### REQUIREMENTS
Copy each line in the data that includes the word "Cache".

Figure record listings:
╔══
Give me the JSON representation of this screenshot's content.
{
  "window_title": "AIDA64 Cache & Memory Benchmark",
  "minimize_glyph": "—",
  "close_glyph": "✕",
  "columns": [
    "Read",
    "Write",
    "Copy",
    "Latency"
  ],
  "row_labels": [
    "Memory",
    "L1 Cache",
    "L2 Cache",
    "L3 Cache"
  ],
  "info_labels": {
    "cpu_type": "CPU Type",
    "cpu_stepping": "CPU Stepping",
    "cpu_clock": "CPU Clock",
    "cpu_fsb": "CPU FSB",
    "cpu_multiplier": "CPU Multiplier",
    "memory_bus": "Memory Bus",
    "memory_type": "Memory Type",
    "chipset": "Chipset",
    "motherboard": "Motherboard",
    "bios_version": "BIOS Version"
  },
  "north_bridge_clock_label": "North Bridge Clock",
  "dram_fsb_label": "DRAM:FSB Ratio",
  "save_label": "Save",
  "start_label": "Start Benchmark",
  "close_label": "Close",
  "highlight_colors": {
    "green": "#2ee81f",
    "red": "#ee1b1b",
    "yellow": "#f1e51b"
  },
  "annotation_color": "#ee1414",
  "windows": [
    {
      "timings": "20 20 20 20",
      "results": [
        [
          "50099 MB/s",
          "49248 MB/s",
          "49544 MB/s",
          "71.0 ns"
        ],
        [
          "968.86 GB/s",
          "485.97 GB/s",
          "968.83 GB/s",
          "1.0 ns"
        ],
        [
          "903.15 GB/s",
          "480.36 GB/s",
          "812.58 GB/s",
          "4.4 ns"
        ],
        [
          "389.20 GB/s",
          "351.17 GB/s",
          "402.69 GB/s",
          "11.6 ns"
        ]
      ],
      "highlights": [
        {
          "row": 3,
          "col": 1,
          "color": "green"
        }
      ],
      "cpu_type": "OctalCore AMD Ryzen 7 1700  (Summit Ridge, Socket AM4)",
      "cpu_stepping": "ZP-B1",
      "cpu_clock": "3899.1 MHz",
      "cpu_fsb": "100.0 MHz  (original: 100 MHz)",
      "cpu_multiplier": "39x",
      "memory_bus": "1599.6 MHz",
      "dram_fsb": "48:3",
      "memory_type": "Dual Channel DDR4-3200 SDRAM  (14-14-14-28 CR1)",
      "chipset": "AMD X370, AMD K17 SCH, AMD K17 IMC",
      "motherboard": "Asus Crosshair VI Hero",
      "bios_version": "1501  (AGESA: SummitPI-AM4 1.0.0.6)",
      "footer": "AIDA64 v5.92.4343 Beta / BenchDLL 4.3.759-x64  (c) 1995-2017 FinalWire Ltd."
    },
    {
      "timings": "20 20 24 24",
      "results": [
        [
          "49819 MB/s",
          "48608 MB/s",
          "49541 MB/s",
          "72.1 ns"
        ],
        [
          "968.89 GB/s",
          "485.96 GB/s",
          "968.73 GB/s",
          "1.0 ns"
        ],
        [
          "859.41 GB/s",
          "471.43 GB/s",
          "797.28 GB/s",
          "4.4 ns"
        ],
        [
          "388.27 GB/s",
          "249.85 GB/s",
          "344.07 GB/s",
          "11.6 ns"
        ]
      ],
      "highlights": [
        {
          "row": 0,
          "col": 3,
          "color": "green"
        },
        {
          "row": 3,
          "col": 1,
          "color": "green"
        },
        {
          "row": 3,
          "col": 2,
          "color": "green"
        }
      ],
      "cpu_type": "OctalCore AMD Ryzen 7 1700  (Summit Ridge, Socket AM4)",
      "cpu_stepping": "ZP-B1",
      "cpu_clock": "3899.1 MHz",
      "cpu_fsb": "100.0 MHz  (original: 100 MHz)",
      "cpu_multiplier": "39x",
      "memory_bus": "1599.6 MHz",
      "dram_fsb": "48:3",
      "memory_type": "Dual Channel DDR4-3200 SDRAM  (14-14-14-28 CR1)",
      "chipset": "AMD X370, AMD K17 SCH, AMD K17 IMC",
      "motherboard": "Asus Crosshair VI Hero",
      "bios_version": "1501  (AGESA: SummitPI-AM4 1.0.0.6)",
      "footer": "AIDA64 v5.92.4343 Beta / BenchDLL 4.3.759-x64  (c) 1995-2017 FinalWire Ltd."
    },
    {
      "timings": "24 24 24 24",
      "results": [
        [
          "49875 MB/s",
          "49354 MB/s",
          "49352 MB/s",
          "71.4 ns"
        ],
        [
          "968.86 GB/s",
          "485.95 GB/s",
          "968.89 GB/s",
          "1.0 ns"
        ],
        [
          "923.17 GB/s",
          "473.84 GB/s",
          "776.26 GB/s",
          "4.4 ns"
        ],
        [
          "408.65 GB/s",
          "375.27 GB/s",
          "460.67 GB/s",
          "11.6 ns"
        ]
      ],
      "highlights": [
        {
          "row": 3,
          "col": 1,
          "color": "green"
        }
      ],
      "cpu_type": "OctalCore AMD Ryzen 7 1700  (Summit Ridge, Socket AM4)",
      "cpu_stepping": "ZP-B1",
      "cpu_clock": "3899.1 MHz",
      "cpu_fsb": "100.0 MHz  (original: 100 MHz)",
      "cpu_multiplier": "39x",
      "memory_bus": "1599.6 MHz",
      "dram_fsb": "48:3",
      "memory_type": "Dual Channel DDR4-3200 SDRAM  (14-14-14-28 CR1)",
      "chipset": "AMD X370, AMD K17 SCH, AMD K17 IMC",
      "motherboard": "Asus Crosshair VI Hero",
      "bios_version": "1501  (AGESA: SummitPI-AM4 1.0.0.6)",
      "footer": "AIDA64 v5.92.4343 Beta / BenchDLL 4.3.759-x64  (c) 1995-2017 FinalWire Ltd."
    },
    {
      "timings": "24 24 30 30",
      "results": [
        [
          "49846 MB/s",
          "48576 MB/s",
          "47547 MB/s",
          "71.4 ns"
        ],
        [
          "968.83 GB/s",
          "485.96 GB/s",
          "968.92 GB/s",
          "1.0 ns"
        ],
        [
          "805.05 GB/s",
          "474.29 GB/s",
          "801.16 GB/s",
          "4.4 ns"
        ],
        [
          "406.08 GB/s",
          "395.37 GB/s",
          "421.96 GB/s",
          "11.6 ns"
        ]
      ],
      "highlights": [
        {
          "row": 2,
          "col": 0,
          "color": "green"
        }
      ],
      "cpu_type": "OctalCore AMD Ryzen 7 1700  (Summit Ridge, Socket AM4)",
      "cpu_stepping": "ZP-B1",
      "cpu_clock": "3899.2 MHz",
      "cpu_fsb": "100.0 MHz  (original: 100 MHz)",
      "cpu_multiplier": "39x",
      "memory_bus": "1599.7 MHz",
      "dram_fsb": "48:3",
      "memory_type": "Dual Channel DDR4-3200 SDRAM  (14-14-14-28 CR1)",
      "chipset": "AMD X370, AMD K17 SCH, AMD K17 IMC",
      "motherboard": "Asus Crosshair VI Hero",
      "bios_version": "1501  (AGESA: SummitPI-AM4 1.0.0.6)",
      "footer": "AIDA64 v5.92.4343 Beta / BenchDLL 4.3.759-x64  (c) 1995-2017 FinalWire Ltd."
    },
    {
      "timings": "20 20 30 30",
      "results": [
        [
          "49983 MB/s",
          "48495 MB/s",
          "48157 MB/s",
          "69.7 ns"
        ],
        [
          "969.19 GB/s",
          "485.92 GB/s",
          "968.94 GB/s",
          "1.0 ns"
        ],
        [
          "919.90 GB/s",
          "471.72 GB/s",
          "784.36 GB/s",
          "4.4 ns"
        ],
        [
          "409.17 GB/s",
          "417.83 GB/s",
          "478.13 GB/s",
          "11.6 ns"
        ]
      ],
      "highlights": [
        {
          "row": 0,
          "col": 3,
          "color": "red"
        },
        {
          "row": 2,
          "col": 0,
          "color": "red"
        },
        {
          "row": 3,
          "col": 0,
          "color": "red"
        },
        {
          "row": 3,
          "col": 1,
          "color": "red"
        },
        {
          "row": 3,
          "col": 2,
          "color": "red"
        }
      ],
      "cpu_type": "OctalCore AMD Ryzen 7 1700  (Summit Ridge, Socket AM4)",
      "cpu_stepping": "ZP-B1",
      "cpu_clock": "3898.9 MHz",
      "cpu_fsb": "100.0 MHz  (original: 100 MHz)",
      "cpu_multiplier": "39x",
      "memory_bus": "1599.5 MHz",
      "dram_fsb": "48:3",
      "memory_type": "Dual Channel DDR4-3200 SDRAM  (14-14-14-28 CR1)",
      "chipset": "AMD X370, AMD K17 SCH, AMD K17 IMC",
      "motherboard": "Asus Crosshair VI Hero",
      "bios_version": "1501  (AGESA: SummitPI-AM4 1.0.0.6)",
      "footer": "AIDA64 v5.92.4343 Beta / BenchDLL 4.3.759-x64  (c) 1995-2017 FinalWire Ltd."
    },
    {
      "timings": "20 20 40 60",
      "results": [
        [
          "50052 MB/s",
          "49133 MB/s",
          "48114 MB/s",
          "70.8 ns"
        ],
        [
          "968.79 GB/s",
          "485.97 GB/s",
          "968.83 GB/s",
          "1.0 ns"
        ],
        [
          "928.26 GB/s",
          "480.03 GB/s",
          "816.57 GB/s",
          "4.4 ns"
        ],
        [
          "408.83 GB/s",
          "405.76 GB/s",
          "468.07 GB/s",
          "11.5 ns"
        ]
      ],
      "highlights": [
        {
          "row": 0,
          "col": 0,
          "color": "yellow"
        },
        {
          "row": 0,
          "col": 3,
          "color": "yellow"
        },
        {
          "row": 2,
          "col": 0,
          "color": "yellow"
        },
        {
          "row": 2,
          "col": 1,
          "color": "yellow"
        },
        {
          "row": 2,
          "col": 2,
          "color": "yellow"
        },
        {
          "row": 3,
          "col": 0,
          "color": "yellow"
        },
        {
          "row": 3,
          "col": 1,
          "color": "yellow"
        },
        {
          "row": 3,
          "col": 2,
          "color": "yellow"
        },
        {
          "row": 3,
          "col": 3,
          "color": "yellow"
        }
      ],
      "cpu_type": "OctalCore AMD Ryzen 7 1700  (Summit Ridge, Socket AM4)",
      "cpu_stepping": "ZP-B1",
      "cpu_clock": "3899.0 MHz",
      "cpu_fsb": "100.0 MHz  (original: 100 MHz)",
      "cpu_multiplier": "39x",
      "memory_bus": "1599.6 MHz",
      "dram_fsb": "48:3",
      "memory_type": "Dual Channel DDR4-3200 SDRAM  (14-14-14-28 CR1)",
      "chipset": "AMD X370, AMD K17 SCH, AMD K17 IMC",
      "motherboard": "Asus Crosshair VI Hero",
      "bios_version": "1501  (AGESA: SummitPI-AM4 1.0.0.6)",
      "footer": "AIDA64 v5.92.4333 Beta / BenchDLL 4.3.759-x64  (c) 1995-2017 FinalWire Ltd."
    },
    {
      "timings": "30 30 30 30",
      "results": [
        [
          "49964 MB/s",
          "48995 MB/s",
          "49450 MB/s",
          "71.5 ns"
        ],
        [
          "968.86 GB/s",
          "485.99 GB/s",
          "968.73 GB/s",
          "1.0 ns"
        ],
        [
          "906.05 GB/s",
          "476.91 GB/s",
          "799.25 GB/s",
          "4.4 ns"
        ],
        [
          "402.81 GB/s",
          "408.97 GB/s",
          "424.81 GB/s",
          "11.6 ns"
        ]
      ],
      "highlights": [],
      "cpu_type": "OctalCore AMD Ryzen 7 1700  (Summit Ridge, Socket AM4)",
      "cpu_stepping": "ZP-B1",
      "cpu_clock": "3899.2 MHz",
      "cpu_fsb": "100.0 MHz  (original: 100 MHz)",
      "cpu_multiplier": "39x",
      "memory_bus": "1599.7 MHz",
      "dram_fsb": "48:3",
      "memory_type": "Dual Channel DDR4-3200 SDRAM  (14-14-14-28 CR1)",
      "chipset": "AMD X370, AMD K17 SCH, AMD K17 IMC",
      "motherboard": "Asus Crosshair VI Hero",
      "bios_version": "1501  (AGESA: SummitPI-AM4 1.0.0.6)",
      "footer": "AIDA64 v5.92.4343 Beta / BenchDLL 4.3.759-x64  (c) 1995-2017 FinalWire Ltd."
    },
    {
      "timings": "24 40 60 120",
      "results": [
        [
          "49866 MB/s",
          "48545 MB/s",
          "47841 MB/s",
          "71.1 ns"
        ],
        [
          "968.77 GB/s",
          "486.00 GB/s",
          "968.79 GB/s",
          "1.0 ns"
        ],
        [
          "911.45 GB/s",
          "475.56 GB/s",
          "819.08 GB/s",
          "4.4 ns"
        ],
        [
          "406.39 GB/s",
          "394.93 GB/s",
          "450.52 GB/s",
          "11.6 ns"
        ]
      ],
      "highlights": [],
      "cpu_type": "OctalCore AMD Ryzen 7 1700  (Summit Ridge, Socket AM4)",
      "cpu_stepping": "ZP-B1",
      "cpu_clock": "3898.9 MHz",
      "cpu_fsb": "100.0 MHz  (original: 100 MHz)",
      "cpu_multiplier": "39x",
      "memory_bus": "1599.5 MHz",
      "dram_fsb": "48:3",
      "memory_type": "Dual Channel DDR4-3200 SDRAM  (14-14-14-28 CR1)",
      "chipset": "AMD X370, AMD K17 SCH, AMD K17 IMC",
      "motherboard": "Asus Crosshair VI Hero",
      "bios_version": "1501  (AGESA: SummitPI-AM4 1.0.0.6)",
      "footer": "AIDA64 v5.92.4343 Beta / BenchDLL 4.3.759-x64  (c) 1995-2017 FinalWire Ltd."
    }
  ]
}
╚══
### RESULT FOR THIS EXERCISE
  "window_title": "AIDA64 Cache & Memory Benchmark",
    "L1 Cache",
    "L2 Cache",
    "L3 Cache"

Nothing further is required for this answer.